(DIRECTIVE): Single out the lines of the material that contain "name" and copy them.

(Dataset entries on figures)
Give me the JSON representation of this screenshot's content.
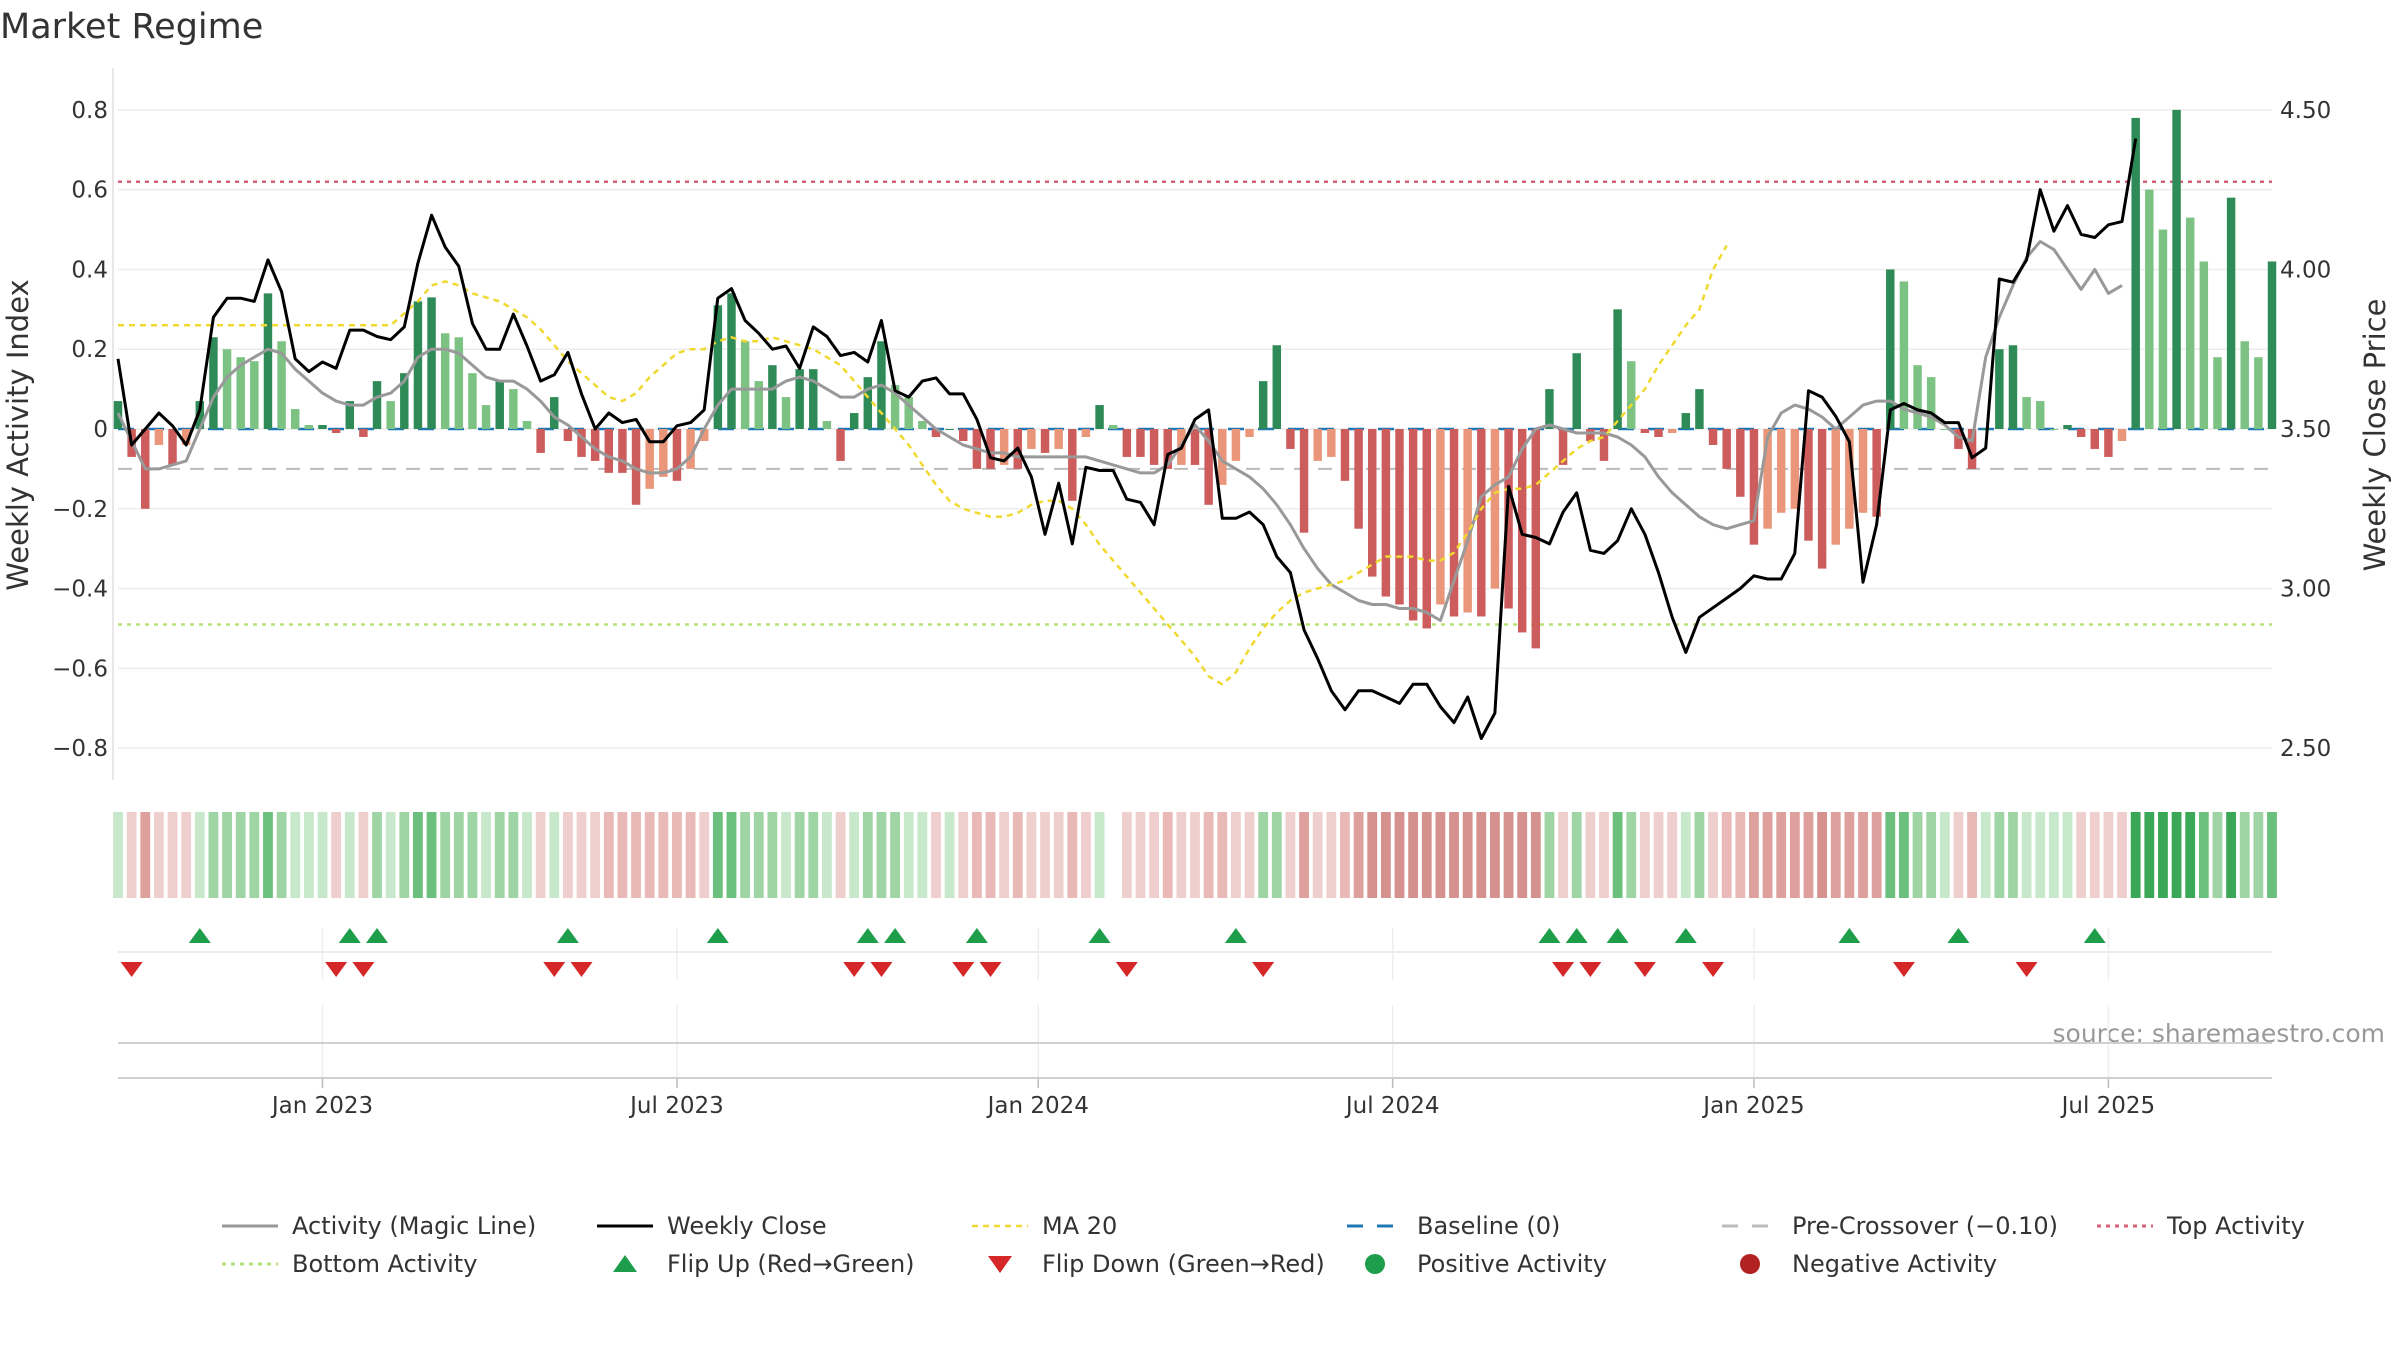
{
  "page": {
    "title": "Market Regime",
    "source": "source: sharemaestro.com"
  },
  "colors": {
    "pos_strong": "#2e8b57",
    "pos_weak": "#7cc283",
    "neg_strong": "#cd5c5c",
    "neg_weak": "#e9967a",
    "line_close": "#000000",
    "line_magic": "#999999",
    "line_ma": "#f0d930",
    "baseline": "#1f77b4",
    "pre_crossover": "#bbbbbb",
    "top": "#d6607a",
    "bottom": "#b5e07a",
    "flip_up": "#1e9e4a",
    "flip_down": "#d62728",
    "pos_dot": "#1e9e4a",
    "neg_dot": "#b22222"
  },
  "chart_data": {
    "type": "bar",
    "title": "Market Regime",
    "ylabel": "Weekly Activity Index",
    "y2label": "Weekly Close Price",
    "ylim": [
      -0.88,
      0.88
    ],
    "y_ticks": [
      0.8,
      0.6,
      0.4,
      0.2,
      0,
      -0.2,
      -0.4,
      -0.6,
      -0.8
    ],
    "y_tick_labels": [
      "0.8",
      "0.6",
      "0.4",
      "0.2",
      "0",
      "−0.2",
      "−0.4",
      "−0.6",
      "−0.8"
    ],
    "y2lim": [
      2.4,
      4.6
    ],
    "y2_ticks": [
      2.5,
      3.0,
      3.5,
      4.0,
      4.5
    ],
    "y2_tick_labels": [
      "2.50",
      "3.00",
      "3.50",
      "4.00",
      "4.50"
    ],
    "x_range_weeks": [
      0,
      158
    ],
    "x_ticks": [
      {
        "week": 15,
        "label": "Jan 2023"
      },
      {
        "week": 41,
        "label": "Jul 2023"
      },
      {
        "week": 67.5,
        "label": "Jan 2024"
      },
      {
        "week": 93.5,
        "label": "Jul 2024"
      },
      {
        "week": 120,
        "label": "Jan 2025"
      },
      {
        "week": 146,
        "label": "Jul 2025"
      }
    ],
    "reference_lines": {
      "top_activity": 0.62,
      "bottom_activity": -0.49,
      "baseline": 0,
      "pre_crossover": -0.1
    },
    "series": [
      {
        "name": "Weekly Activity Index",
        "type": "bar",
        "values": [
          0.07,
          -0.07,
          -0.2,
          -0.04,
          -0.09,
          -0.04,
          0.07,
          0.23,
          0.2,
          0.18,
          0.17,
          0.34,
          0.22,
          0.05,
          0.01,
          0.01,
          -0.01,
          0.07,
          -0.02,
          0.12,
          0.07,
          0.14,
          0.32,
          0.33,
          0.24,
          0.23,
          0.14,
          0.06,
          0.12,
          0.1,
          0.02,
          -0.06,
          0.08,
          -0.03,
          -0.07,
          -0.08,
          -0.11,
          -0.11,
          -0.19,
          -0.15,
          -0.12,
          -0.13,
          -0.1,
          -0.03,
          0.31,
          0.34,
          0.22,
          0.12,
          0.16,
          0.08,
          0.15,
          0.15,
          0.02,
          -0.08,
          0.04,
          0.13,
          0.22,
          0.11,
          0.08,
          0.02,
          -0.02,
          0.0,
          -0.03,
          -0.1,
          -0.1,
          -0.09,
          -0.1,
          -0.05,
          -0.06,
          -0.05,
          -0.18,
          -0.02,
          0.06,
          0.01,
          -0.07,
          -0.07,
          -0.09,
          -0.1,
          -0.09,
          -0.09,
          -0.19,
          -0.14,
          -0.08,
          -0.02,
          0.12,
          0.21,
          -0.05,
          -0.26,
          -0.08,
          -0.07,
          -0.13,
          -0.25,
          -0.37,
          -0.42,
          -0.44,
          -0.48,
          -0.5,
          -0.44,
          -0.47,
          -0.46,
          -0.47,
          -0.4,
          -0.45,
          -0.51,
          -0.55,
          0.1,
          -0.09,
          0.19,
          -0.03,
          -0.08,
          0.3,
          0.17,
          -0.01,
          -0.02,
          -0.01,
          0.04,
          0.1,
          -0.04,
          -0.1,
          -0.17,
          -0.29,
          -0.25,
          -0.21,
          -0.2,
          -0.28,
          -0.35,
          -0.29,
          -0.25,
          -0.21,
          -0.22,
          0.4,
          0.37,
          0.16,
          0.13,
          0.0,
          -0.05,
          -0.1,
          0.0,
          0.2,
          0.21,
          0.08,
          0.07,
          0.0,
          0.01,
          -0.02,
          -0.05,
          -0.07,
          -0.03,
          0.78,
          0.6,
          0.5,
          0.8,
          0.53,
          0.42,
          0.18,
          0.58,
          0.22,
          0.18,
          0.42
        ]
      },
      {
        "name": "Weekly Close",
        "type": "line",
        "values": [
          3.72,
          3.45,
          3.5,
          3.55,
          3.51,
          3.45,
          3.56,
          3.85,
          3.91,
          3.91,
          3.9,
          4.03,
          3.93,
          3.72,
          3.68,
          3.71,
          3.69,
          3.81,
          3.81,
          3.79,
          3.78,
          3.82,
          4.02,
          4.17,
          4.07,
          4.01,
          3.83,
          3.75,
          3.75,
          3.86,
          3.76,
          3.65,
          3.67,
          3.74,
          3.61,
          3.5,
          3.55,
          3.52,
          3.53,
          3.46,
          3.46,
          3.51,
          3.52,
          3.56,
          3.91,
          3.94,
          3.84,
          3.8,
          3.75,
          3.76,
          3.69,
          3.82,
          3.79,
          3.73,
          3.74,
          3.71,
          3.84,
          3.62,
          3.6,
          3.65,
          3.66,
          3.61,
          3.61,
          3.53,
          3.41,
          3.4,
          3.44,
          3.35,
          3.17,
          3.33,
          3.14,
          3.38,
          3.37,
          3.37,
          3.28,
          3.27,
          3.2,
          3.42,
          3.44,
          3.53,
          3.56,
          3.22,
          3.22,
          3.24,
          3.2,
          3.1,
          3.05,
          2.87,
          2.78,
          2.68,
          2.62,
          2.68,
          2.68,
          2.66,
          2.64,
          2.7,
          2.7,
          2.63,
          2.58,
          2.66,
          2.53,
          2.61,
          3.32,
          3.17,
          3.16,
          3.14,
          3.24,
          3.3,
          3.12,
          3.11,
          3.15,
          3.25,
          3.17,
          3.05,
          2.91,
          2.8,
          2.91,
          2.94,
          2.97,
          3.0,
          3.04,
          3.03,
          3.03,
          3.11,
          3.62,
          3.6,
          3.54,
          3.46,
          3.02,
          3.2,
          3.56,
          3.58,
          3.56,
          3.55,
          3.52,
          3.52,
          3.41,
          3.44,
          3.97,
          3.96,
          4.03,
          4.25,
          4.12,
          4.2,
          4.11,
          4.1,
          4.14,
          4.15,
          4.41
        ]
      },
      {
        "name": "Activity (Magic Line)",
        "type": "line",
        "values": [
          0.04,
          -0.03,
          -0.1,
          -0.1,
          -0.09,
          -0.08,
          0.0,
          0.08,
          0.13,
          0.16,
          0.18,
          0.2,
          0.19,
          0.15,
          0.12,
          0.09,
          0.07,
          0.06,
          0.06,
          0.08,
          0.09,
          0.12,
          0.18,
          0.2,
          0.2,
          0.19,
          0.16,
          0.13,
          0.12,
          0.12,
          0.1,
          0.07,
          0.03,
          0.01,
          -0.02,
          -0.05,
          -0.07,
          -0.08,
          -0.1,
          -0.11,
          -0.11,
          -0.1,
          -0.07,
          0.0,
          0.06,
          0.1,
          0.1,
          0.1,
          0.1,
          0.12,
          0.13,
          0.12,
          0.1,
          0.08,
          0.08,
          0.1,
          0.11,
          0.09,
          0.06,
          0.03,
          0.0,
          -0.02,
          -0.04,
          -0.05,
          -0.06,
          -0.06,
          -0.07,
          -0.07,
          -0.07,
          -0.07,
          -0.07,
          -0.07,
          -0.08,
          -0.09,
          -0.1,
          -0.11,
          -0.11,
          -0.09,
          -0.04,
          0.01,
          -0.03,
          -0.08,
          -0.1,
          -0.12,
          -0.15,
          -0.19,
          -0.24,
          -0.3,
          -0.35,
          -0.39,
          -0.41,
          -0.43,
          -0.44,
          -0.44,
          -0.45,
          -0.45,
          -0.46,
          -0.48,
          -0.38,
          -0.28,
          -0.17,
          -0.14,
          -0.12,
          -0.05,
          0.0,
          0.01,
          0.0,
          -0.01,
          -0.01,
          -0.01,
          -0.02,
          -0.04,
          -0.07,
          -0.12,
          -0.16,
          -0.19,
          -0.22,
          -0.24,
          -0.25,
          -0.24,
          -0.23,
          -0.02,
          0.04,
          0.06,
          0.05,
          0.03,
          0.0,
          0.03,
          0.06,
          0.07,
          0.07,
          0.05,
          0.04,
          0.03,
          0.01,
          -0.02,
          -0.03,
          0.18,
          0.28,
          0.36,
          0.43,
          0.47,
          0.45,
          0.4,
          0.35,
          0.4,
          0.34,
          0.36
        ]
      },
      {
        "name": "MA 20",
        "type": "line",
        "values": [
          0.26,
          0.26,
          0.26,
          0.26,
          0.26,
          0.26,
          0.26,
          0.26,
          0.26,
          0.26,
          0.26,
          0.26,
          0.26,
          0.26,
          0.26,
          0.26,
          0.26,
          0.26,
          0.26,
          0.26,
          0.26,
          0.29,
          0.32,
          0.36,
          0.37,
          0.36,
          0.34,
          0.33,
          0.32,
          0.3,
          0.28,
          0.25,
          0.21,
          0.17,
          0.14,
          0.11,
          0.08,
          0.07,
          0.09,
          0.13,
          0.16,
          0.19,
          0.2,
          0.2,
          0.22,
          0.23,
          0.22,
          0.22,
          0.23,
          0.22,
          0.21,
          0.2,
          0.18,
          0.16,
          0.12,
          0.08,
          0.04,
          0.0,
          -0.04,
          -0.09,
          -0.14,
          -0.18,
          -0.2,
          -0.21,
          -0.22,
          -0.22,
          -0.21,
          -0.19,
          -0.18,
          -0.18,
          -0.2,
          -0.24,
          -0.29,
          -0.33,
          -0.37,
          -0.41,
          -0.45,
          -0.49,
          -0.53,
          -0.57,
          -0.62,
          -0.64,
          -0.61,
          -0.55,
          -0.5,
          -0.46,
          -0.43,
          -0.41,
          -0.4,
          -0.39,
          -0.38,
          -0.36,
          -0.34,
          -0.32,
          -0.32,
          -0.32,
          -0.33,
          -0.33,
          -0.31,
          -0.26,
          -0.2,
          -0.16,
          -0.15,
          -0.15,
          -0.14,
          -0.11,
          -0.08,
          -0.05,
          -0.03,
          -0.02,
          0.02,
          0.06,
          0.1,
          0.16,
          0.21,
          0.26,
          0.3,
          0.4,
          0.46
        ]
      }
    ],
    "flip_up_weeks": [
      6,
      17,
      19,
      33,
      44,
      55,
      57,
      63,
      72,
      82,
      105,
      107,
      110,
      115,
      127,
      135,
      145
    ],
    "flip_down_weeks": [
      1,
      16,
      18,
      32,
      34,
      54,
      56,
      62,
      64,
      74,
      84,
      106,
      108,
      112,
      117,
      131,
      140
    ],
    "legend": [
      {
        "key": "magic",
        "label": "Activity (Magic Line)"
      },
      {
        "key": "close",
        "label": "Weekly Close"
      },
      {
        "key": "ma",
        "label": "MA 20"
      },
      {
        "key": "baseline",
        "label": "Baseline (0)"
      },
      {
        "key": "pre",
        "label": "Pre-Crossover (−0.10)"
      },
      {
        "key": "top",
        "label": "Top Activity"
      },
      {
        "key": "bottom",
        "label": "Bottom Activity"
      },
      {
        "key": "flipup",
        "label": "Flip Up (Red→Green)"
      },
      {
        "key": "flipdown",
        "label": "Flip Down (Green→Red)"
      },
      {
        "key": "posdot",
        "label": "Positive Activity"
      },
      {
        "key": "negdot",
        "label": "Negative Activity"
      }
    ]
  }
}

(TASK ANSWER):
        "name": "Weekly Activity Index",
        "name": "Weekly Close",
        "name": "Activity (Magic Line)",
        "name": "MA 20",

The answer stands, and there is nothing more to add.